Data listing -

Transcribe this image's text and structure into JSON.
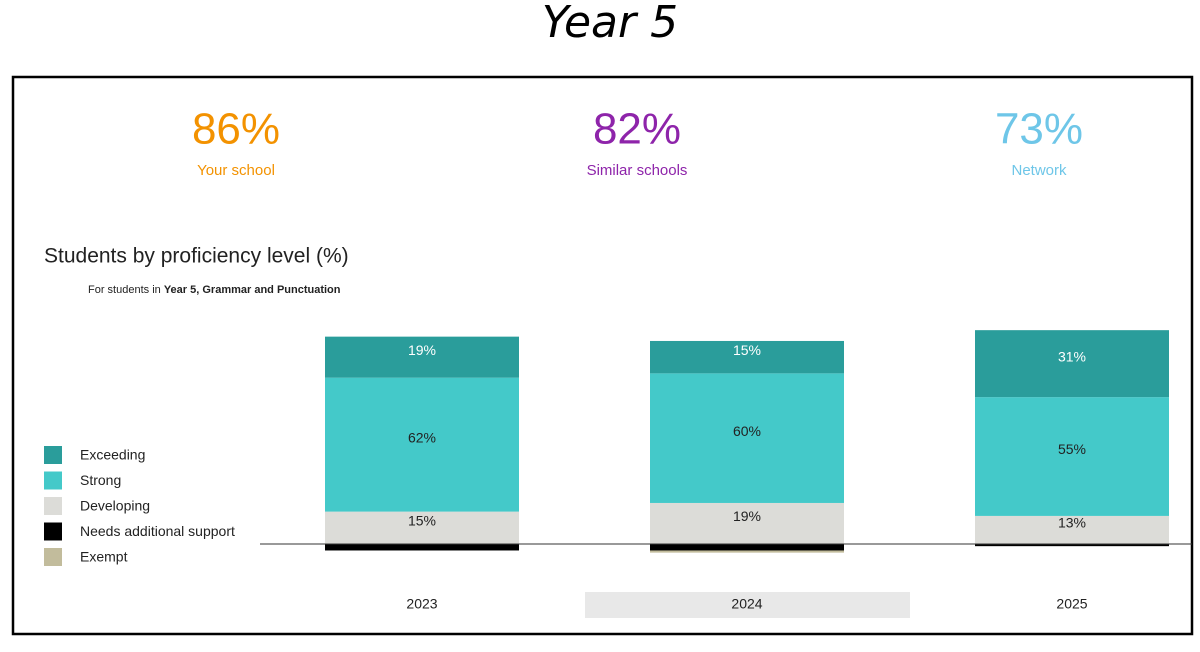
{
  "page_title": "Year 5",
  "kpis": [
    {
      "value": "86%",
      "label": "Your school",
      "color": "#f39200"
    },
    {
      "value": "82%",
      "label": "Similar schools",
      "color": "#8e24aa"
    },
    {
      "value": "73%",
      "label": "Network",
      "color": "#6ec6e8"
    }
  ],
  "chart_data": {
    "type": "bar",
    "stacked": true,
    "title": "Students by proficiency level (%)",
    "subtitle": [
      "For students in ",
      "Year 5, Grammar and Punctuation"
    ],
    "categories": [
      "2023",
      "2024",
      "2025"
    ],
    "highlighted_category": 1,
    "series": [
      {
        "name": "Exceeding",
        "color": "#2a9d9b",
        "label_color": "#ffffff",
        "values": [
          19,
          15,
          31
        ],
        "value_labels": [
          "19%",
          "15%",
          "31%"
        ]
      },
      {
        "name": "Strong",
        "color": "#44c9c9",
        "label_color": "#222222",
        "values": [
          62,
          60,
          55
        ],
        "value_labels": [
          "62%",
          "60%",
          "55%"
        ]
      },
      {
        "name": "Developing",
        "color": "#dcdcd8",
        "label_color": "#222222",
        "values": [
          15,
          19,
          13
        ],
        "value_labels": [
          "15%",
          "19%",
          "13%"
        ]
      },
      {
        "name": "Needs additional support",
        "color": "#000000",
        "below": true,
        "values": [
          3,
          3,
          1
        ]
      },
      {
        "name": "Exempt",
        "color": "#c2bc9c",
        "below": true,
        "values": [
          0,
          1,
          0
        ]
      }
    ]
  }
}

Task to complete -
Without the pictures, print the whole listing exactly as given.

Worked solution -
Transcribe this image's text and structure into JSON.
{
  "page_title": "Year 5",
  "kpis": [
    {
      "value": "86%",
      "label": "Your school",
      "color": "#f39200"
    },
    {
      "value": "82%",
      "label": "Similar schools",
      "color": "#8e24aa"
    },
    {
      "value": "73%",
      "label": "Network",
      "color": "#6ec6e8"
    }
  ],
  "chart_data": {
    "type": "bar",
    "stacked": true,
    "title": "Students by proficiency level (%)",
    "subtitle": [
      "For students in ",
      "Year 5, Grammar and Punctuation"
    ],
    "categories": [
      "2023",
      "2024",
      "2025"
    ],
    "highlighted_category": 1,
    "series": [
      {
        "name": "Exceeding",
        "color": "#2a9d9b",
        "label_color": "#ffffff",
        "values": [
          19,
          15,
          31
        ],
        "value_labels": [
          "19%",
          "15%",
          "31%"
        ]
      },
      {
        "name": "Strong",
        "color": "#44c9c9",
        "label_color": "#222222",
        "values": [
          62,
          60,
          55
        ],
        "value_labels": [
          "62%",
          "60%",
          "55%"
        ]
      },
      {
        "name": "Developing",
        "color": "#dcdcd8",
        "label_color": "#222222",
        "values": [
          15,
          19,
          13
        ],
        "value_labels": [
          "15%",
          "19%",
          "13%"
        ]
      },
      {
        "name": "Needs additional support",
        "color": "#000000",
        "below": true,
        "values": [
          3,
          3,
          1
        ]
      },
      {
        "name": "Exempt",
        "color": "#c2bc9c",
        "below": true,
        "values": [
          0,
          1,
          0
        ]
      }
    ]
  }
}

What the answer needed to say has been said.